→ **Given request**: Please report every line from the material that contains the word "Southern".

** START OF Entries provided **

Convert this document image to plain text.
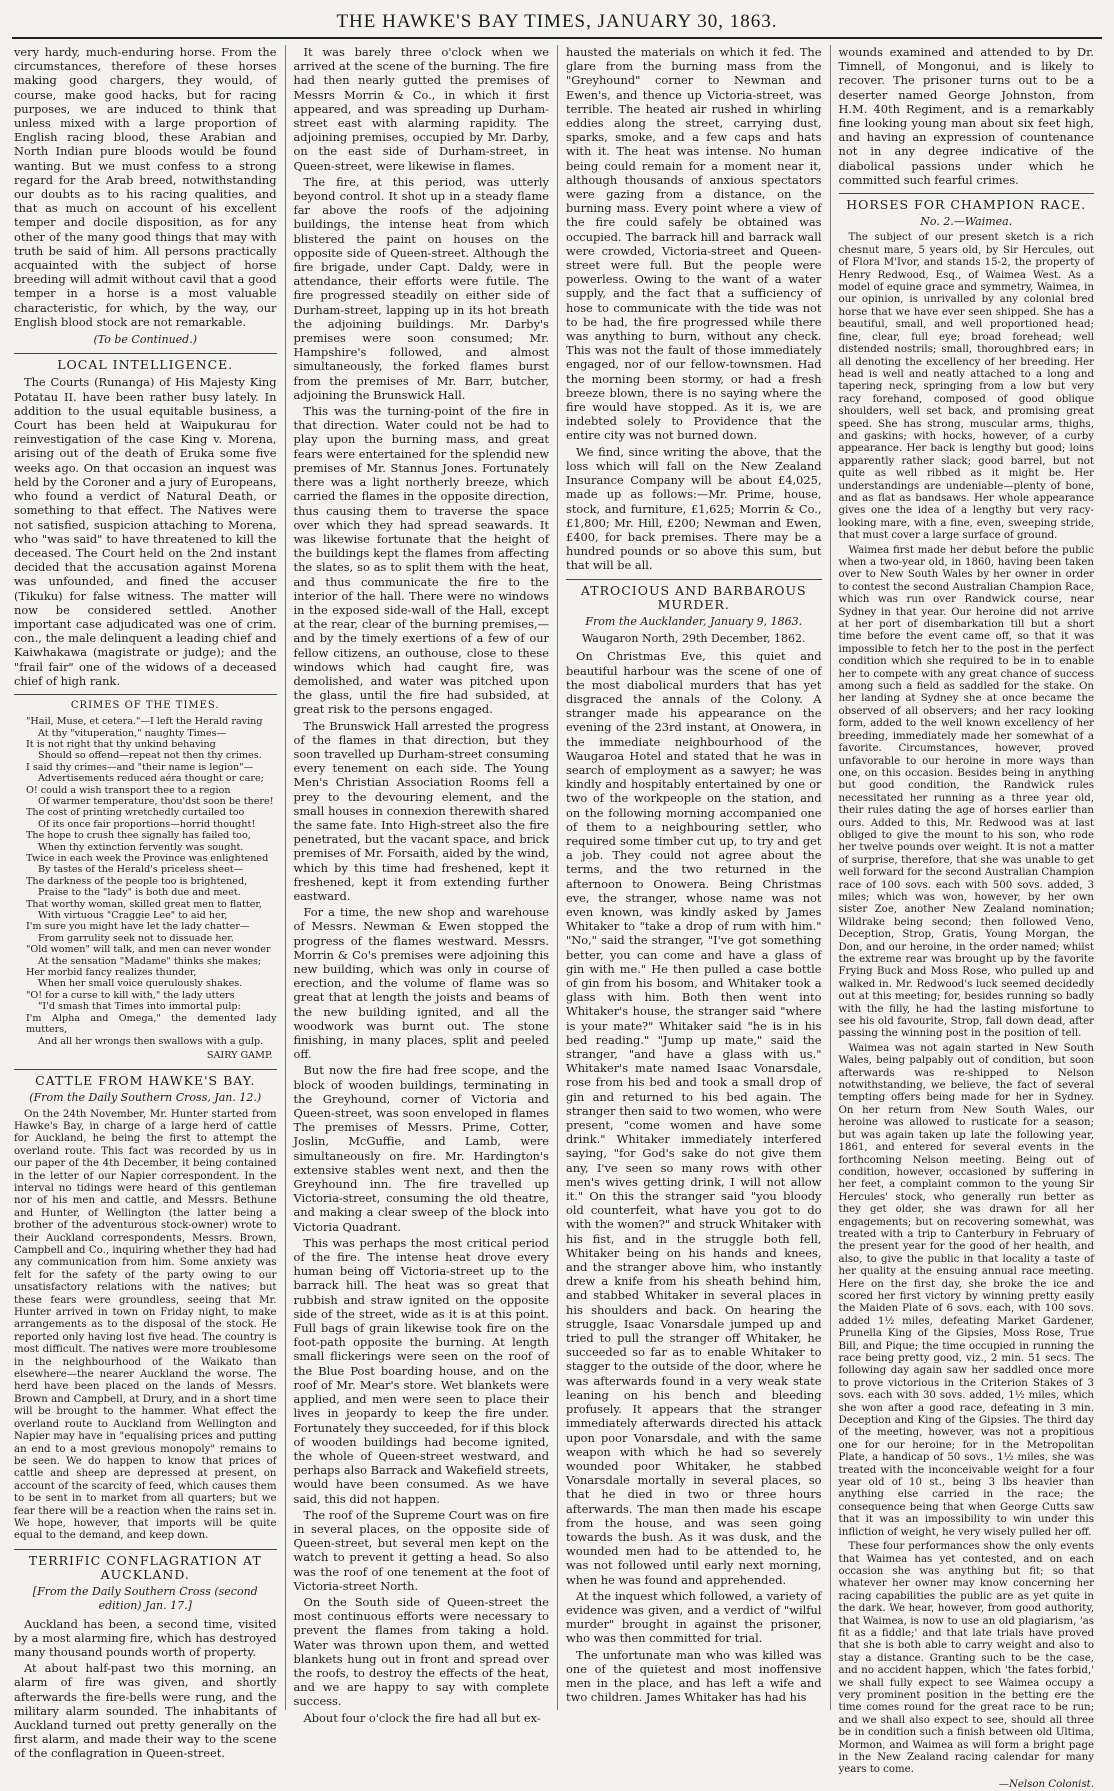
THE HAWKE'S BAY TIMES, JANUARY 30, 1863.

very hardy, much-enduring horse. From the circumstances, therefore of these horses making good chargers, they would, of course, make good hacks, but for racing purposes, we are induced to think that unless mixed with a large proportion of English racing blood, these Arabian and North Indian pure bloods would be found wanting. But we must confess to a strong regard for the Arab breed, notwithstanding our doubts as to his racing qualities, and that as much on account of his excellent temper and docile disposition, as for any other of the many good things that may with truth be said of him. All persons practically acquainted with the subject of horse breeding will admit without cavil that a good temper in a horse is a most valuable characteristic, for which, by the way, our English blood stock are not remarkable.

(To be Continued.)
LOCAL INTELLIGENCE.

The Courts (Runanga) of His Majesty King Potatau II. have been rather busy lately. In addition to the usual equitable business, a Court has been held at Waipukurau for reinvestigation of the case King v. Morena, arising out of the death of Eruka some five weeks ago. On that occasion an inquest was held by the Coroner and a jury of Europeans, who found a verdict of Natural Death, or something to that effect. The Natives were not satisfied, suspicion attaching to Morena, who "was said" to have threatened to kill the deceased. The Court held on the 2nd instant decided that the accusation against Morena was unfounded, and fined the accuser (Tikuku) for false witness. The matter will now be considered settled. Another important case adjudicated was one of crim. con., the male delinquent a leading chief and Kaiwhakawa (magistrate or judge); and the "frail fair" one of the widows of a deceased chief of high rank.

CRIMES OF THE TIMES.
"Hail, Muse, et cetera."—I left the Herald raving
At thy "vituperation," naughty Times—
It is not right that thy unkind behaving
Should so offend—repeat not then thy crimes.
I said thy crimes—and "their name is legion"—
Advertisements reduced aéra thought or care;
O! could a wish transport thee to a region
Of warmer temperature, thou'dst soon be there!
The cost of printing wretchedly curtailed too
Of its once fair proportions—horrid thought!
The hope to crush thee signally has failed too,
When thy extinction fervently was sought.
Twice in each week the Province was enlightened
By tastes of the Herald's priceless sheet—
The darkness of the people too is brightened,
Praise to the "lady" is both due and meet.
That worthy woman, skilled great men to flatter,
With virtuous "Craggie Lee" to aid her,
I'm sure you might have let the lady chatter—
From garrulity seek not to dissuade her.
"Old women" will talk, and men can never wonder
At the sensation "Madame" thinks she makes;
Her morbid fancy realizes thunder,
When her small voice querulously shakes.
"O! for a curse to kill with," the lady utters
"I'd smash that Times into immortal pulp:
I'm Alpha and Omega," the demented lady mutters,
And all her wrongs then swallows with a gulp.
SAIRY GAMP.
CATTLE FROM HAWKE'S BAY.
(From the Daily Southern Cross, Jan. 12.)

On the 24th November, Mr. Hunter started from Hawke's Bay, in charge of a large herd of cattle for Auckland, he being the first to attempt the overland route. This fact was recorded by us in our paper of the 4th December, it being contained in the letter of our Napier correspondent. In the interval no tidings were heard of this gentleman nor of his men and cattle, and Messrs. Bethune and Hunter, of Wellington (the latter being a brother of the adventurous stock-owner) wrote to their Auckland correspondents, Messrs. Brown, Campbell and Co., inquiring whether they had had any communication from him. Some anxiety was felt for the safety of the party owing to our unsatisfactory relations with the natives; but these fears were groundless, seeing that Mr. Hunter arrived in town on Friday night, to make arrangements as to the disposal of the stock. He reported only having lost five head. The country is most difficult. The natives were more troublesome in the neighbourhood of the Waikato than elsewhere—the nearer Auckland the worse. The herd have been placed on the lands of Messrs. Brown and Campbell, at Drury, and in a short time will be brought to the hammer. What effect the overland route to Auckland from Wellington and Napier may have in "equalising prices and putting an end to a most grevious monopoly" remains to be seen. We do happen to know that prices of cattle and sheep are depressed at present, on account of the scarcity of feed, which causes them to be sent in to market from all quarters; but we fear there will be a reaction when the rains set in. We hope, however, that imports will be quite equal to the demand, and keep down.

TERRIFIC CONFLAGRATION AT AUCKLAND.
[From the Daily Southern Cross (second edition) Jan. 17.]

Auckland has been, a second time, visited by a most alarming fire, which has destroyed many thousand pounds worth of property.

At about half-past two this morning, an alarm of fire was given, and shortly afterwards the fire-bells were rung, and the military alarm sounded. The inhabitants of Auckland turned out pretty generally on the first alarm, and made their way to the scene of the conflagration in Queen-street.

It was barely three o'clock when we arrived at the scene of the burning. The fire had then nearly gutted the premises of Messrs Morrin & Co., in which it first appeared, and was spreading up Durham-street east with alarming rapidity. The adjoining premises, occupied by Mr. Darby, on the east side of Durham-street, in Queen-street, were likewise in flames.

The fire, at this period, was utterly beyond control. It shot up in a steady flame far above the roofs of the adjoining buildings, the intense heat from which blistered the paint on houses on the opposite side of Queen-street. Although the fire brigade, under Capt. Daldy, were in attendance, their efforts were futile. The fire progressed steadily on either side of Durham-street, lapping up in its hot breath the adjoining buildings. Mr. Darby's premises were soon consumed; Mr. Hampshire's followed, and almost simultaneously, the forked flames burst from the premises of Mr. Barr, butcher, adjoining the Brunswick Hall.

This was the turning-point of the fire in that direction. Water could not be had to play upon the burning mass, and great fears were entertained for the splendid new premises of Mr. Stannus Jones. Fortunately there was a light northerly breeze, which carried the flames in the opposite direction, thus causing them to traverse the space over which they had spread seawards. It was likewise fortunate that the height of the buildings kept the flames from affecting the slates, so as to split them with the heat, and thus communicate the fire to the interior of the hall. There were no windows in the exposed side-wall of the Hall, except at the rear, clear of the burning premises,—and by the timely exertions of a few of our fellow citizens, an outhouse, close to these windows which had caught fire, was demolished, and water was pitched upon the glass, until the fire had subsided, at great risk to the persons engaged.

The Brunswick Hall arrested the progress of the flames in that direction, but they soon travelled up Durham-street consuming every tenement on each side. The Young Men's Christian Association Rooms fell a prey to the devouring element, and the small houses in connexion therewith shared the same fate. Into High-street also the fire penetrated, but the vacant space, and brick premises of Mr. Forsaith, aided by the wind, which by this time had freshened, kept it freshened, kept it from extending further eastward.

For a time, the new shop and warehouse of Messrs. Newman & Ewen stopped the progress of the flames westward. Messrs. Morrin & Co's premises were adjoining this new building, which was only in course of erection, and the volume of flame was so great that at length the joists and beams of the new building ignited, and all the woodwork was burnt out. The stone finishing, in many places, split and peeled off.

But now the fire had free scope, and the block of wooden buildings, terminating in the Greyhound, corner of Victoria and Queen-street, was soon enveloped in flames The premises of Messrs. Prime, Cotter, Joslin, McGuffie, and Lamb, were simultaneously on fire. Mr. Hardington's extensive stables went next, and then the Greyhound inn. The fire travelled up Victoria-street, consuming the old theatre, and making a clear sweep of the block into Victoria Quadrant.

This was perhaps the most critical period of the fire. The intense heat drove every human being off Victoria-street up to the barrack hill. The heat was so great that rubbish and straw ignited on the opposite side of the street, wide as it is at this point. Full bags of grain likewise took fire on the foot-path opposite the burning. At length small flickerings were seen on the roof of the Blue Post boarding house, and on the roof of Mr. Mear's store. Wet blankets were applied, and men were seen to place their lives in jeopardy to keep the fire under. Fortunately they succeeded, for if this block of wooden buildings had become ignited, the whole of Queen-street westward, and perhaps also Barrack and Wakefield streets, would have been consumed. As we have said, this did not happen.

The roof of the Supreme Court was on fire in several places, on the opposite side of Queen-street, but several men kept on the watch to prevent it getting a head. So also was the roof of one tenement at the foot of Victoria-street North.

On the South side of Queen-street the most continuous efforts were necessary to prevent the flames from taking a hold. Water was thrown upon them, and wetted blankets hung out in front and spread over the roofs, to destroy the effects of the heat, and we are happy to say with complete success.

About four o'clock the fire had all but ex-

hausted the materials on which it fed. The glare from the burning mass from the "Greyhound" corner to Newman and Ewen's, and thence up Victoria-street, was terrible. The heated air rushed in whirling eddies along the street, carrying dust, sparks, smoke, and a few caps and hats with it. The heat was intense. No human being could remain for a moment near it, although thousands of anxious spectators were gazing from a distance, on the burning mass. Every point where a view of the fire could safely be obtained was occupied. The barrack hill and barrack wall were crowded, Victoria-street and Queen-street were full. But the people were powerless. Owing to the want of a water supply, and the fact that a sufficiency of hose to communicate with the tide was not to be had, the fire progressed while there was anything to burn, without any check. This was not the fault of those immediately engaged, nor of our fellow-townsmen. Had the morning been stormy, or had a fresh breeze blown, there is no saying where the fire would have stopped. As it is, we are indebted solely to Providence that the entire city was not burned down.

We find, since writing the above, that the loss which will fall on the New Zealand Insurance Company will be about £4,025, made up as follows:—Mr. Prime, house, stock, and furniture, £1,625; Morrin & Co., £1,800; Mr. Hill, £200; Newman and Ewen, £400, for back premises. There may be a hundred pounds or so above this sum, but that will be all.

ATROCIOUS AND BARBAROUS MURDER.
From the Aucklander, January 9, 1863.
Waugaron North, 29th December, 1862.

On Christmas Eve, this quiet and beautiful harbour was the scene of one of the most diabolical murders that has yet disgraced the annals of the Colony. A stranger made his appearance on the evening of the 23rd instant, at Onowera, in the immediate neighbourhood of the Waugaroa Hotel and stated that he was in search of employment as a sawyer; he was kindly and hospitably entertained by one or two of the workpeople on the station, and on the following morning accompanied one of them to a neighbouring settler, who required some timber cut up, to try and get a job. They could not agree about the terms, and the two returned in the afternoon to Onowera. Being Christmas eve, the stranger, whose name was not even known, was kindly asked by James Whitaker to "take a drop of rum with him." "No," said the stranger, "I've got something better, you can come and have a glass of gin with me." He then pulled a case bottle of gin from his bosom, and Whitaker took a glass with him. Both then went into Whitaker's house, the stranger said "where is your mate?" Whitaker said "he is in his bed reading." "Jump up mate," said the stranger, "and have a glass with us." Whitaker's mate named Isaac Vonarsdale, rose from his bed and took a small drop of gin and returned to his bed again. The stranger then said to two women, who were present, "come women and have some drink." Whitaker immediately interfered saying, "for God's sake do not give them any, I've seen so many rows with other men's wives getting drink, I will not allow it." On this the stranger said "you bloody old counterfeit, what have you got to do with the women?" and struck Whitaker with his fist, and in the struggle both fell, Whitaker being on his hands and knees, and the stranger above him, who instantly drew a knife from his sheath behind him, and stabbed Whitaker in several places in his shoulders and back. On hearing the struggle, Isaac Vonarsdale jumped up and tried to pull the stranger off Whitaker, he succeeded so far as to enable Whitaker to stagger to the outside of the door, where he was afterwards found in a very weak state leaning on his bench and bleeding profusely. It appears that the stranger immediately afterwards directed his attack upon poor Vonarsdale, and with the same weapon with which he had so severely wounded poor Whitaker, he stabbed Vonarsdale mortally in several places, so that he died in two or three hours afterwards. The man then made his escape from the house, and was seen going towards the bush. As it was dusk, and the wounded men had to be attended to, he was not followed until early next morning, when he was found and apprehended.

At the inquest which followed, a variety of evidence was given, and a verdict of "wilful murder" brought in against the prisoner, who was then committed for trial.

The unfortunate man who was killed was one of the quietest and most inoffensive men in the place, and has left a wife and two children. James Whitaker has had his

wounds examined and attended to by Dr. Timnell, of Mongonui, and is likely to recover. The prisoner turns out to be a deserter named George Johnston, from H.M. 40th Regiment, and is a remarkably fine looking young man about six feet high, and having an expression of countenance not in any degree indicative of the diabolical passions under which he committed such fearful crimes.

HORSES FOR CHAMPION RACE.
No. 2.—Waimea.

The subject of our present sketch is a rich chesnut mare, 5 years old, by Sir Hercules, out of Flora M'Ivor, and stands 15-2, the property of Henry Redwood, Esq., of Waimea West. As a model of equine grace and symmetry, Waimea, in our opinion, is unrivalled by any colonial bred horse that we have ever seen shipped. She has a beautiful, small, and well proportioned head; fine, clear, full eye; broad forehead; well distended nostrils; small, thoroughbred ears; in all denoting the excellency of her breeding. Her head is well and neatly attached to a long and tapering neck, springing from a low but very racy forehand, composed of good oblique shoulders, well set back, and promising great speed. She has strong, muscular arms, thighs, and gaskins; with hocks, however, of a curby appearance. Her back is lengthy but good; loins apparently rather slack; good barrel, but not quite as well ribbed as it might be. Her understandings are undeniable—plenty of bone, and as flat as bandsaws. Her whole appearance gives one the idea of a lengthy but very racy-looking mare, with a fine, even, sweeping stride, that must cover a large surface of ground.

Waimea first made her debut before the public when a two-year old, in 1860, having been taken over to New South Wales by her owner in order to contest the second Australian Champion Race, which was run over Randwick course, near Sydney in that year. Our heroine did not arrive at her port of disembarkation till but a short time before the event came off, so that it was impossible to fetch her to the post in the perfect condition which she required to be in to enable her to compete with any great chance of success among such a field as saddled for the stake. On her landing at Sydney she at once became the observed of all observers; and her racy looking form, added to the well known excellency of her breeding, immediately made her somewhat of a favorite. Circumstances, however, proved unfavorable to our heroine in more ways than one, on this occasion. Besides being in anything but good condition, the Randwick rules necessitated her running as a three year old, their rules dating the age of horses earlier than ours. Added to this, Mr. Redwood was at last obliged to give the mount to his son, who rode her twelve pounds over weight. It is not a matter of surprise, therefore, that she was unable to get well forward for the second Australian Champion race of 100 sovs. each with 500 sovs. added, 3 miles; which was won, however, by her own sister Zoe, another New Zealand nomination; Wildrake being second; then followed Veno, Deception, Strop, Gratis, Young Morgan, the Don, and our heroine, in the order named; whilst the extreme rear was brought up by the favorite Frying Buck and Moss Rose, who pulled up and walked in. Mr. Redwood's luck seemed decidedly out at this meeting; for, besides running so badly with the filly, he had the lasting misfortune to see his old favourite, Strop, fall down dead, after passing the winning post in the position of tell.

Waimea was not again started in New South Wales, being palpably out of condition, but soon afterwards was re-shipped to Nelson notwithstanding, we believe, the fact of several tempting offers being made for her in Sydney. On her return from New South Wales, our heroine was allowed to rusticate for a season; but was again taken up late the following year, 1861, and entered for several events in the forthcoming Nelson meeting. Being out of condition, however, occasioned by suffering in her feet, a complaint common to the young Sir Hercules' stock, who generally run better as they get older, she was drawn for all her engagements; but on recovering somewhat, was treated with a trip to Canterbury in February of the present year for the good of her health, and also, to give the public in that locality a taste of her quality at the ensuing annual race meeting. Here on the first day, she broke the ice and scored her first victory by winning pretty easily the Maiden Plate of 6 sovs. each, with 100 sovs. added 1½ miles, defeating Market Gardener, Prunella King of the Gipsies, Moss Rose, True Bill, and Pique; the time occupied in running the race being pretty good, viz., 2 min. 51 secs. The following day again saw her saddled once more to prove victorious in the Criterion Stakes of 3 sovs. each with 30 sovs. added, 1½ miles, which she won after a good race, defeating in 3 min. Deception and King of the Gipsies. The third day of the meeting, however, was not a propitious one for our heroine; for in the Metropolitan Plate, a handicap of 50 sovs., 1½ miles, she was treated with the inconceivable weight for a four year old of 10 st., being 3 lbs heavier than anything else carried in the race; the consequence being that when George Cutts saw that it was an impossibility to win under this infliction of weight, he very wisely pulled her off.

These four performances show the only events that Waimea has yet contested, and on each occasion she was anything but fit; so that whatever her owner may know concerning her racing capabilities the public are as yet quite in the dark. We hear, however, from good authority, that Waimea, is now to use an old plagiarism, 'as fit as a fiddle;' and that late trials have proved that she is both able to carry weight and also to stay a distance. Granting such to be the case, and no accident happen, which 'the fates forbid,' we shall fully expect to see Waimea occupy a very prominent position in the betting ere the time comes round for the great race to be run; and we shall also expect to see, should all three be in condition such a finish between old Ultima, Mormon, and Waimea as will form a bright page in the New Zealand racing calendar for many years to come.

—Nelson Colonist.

** END OF Entries provided **

→ **Result**:
(From the Daily Southern Cross, Jan. 12.)
[From the Daily Southern Cross (second edition) Jan. 17.]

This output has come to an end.